* START Information provided *
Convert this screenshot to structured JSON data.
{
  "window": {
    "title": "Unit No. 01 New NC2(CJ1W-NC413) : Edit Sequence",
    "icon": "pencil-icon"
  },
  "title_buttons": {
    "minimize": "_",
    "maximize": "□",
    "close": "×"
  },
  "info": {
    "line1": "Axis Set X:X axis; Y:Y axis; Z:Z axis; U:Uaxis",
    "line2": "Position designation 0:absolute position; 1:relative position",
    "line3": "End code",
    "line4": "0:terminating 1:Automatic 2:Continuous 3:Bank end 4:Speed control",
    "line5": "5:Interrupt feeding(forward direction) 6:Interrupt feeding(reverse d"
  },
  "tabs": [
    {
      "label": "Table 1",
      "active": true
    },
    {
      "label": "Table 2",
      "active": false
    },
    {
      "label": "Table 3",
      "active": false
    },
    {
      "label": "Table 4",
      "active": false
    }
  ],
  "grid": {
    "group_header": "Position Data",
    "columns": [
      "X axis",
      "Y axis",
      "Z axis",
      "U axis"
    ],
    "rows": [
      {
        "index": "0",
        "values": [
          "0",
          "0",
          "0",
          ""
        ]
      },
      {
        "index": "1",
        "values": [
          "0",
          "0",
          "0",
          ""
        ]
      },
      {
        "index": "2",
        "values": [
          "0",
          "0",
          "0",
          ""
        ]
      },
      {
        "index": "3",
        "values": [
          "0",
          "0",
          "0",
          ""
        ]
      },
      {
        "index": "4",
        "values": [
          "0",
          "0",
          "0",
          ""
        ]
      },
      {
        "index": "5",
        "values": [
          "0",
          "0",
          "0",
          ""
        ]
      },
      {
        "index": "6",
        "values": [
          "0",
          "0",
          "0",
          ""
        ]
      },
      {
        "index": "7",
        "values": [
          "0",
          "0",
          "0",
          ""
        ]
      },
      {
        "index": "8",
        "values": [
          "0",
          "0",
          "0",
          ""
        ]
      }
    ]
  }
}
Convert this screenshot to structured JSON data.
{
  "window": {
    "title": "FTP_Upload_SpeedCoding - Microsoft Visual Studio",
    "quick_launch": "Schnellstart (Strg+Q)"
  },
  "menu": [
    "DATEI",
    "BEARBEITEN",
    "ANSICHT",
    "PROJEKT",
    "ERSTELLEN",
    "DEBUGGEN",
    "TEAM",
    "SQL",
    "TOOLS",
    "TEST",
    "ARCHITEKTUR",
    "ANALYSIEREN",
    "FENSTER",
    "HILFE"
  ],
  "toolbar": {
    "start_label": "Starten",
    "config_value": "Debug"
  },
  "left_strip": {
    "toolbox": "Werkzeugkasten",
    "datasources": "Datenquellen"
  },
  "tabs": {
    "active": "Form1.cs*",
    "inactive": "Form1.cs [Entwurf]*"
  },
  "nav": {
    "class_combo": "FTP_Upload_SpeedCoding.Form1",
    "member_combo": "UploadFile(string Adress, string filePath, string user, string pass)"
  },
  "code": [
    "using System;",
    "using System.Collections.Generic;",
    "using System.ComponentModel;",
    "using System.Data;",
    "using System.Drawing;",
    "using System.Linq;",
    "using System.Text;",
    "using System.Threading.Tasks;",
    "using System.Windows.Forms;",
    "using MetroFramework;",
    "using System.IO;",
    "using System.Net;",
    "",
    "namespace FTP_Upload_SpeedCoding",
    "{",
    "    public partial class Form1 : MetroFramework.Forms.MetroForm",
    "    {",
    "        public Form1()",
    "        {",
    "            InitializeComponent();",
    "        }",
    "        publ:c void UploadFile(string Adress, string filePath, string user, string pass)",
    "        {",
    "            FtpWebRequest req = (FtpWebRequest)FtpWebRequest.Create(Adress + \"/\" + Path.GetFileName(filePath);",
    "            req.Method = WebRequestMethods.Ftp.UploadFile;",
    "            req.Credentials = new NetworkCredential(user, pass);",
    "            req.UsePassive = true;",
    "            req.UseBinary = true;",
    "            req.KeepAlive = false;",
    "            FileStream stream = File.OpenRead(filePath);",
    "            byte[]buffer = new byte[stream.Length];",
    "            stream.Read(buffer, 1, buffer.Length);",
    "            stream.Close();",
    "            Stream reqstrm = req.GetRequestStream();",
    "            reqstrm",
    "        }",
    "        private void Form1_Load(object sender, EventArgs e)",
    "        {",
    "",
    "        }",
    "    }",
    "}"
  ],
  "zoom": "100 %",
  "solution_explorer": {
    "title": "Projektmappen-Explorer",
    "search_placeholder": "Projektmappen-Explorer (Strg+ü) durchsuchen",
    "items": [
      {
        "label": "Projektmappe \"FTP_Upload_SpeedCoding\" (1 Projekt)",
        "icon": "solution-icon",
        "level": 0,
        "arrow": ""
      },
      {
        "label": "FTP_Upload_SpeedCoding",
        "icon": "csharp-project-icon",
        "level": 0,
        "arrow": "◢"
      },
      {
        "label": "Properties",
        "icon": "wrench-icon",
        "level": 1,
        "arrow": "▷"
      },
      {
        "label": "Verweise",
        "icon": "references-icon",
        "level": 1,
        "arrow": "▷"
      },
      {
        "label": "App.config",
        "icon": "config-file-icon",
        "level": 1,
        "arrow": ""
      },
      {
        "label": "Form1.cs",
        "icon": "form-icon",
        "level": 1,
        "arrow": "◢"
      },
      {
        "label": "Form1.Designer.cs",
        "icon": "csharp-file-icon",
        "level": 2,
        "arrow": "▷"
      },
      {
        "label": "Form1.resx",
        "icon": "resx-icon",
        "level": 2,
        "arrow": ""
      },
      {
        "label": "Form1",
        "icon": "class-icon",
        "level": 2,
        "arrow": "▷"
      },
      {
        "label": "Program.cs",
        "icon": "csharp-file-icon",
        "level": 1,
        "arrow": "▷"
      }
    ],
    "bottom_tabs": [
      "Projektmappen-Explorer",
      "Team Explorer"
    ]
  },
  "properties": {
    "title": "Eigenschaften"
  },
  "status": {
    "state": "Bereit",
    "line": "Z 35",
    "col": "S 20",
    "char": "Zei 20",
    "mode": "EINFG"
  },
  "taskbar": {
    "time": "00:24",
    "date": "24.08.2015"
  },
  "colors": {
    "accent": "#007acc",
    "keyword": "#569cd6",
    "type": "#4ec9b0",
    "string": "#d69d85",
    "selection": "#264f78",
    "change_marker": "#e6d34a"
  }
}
* END Information provided *
# What to work on
Would you restate each of the entries word for word?

# Response
Convert this screenshot to structured JSON data.
{
  "window": {
    "title": "Unit No. 01 New NC2(CJ1W-NC413) : Edit Sequence",
    "icon": "pencil-icon"
  },
  "title_buttons": {
    "minimize": "_",
    "maximize": "□",
    "close": "×"
  },
  "info": {
    "line1": "Axis Set X:X axis; Y:Y axis; Z:Z axis; U:Uaxis",
    "line2": "Position designation 0:absolute position; 1:relative position",
    "line3": "End code",
    "line4": "0:terminating 1:Automatic 2:Continuous 3:Bank end 4:Speed control",
    "line5": "5:Interrupt feeding(forward direction) 6:Interrupt feeding(reverse d"
  },
  "tabs": [
    {
      "label": "Table 1",
      "active": true
    },
    {
      "label": "Table 2",
      "active": false
    },
    {
      "label": "Table 3",
      "active": false
    },
    {
      "label": "Table 4",
      "active": false
    }
  ],
  "grid": {
    "group_header": "Position Data",
    "columns": [
      "X axis",
      "Y axis",
      "Z axis",
      "U axis"
    ],
    "rows": [
      {
        "index": "0",
        "values": [
          "0",
          "0",
          "0",
          ""
        ]
      },
      {
        "index": "1",
        "values": [
          "0",
          "0",
          "0",
          ""
        ]
      },
      {
        "index": "2",
        "values": [
          "0",
          "0",
          "0",
          ""
        ]
      },
      {
        "index": "3",
        "values": [
          "0",
          "0",
          "0",
          ""
        ]
      },
      {
        "index": "4",
        "values": [
          "0",
          "0",
          "0",
          ""
        ]
      },
      {
        "index": "5",
        "values": [
          "0",
          "0",
          "0",
          ""
        ]
      },
      {
        "index": "6",
        "values": [
          "0",
          "0",
          "0",
          ""
        ]
      },
      {
        "index": "7",
        "values": [
          "0",
          "0",
          "0",
          ""
        ]
      },
      {
        "index": "8",
        "values": [
          "0",
          "0",
          "0",
          ""
        ]
      }
    ]
  }
}
Convert this screenshot to structured JSON data.
{
  "window": {
    "title": "FTP_Upload_SpeedCoding - Microsoft Visual Studio",
    "quick_launch": "Schnellstart (Strg+Q)"
  },
  "menu": [
    "DATEI",
    "BEARBEITEN",
    "ANSICHT",
    "PROJEKT",
    "ERSTELLEN",
    "DEBUGGEN",
    "TEAM",
    "SQL",
    "TOOLS",
    "TEST",
    "ARCHITEKTUR",
    "ANALYSIEREN",
    "FENSTER",
    "HILFE"
  ],
  "toolbar": {
    "start_label": "Starten",
    "config_value": "Debug"
  },
  "left_strip": {
    "toolbox": "Werkzeugkasten",
    "datasources": "Datenquellen"
  },
  "tabs": {
    "active": "Form1.cs*",
    "inactive": "Form1.cs [Entwurf]*"
  },
  "nav": {
    "class_combo": "FTP_Upload_SpeedCoding.Form1",
    "member_combo": "UploadFile(string Adress, string filePath, string user, string pass)"
  },
  "code": [
    "using System;",
    "using System.Collections.Generic;",
    "using System.ComponentModel;",
    "using System.Data;",
    "using System.Drawing;",
    "using System.Linq;",
    "using System.Text;",
    "using System.Threading.Tasks;",
    "using System.Windows.Forms;",
    "using MetroFramework;",
    "using System.IO;",
    "using System.Net;",
    "",
    "namespace FTP_Upload_SpeedCoding",
    "{",
    "    public partial class Form1 : MetroFramework.Forms.MetroForm",
    "    {",
    "        public Form1()",
    "        {",
    "            InitializeComponent();",
    "        }",
    "        publ:c void UploadFile(string Adress, string filePath, string user, string pass)",
    "        {",
    "            FtpWebRequest req = (FtpWebRequest)FtpWebRequest.Create(Adress + \"/\" + Path.GetFileName(filePath);",
    "            req.Method = WebRequestMethods.Ftp.UploadFile;",
    "            req.Credentials = new NetworkCredential(user, pass);",
    "            req.UsePassive = true;",
    "            req.UseBinary = true;",
    "            req.KeepAlive = false;",
    "            FileStream stream = File.OpenRead(filePath);",
    "            byte[]buffer = new byte[stream.Length];",
    "            stream.Read(buffer, 1, buffer.Length);",
    "            stream.Close();",
    "            Stream reqstrm = req.GetRequestStream();",
    "            reqstrm",
    "        }",
    "        private void Form1_Load(object sender, EventArgs e)",
    "        {",
    "",
    "        }",
    "    }",
    "}"
  ],
  "zoom": "100 %",
  "solution_explorer": {
    "title": "Projektmappen-Explorer",
    "search_placeholder": "Projektmappen-Explorer (Strg+ü) durchsuchen",
    "items": [
      {
        "label": "Projektmappe \"FTP_Upload_SpeedCoding\" (1 Projekt)",
        "icon": "solution-icon",
        "level": 0,
        "arrow": ""
      },
      {
        "label": "FTP_Upload_SpeedCoding",
        "icon": "csharp-project-icon",
        "level": 0,
        "arrow": "◢"
      },
      {
        "label": "Properties",
        "icon": "wrench-icon",
        "level": 1,
        "arrow": "▷"
      },
      {
        "label": "Verweise",
        "icon": "references-icon",
        "level": 1,
        "arrow": "▷"
      },
      {
        "label": "App.config",
        "icon": "config-file-icon",
        "level": 1,
        "arrow": ""
      },
      {
        "label": "Form1.cs",
        "icon": "form-icon",
        "level": 1,
        "arrow": "◢"
      },
      {
        "label": "Form1.Designer.cs",
        "icon": "csharp-file-icon",
        "level": 2,
        "arrow": "▷"
      },
      {
        "label": "Form1.resx",
        "icon": "resx-icon",
        "level": 2,
        "arrow": ""
      },
      {
        "label": "Form1",
        "icon": "class-icon",
        "level": 2,
        "arrow": "▷"
      },
      {
        "label": "Program.cs",
        "icon": "csharp-file-icon",
        "level": 1,
        "arrow": "▷"
      }
    ],
    "bottom_tabs": [
      "Projektmappen-Explorer",
      "Team Explorer"
    ]
  },
  "properties": {
    "title": "Eigenschaften"
  },
  "status": {
    "state": "Bereit",
    "line": "Z 35",
    "col": "S 20",
    "char": "Zei 20",
    "mode": "EINFG"
  },
  "taskbar": {
    "time": "00:24",
    "date": "24.08.2015"
  },
  "colors": {
    "accent": "#007acc",
    "keyword": "#569cd6",
    "type": "#4ec9b0",
    "string": "#d69d85",
    "selection": "#264f78",
    "change_marker": "#e6d34a"
  }
}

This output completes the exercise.